WORK TO COMPLETE: Identify all lines below that hold "style" and collect them.

MATERIAL FOR THE TASK:
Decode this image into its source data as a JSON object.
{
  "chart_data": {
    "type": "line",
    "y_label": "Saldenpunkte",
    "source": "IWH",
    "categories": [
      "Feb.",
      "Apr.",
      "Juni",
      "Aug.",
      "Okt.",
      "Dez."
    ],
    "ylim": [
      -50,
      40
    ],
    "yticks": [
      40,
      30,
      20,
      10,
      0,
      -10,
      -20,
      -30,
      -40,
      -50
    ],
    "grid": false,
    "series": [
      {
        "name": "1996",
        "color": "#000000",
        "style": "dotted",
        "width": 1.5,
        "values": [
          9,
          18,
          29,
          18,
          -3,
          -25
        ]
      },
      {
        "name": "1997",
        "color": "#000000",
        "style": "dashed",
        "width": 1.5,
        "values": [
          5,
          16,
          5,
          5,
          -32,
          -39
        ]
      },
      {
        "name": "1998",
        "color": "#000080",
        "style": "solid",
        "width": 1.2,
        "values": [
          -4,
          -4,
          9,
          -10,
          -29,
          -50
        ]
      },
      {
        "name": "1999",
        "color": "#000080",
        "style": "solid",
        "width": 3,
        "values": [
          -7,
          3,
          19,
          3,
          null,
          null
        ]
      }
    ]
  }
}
--
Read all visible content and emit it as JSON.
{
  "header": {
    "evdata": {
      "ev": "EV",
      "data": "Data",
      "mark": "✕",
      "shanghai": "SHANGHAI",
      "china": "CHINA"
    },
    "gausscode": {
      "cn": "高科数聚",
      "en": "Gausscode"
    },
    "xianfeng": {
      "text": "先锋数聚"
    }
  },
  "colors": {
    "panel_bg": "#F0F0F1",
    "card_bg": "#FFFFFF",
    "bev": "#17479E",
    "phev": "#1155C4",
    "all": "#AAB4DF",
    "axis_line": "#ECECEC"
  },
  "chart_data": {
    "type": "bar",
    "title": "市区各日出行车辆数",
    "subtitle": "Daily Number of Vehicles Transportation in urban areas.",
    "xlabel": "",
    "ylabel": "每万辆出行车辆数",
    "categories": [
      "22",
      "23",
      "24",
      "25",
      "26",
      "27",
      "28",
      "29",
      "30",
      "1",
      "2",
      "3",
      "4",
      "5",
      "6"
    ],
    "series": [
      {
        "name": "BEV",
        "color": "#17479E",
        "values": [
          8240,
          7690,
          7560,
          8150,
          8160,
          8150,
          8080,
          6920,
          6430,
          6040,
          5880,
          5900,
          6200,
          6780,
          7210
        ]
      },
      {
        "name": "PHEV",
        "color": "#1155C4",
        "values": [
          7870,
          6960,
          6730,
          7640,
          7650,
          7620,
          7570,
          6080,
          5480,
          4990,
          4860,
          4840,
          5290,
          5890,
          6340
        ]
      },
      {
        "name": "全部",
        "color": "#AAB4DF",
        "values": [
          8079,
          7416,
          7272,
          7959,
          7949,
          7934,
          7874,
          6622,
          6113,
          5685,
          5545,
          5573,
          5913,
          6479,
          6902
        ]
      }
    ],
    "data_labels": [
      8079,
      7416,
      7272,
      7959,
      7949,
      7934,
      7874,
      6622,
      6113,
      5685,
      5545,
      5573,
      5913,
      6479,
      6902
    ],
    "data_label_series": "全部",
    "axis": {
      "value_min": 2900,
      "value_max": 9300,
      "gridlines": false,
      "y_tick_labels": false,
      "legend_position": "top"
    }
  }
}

FINISHED ANSWER:
        "style": "dotted",
        "style": "dashed",
        "style": "solid",
        "style": "solid",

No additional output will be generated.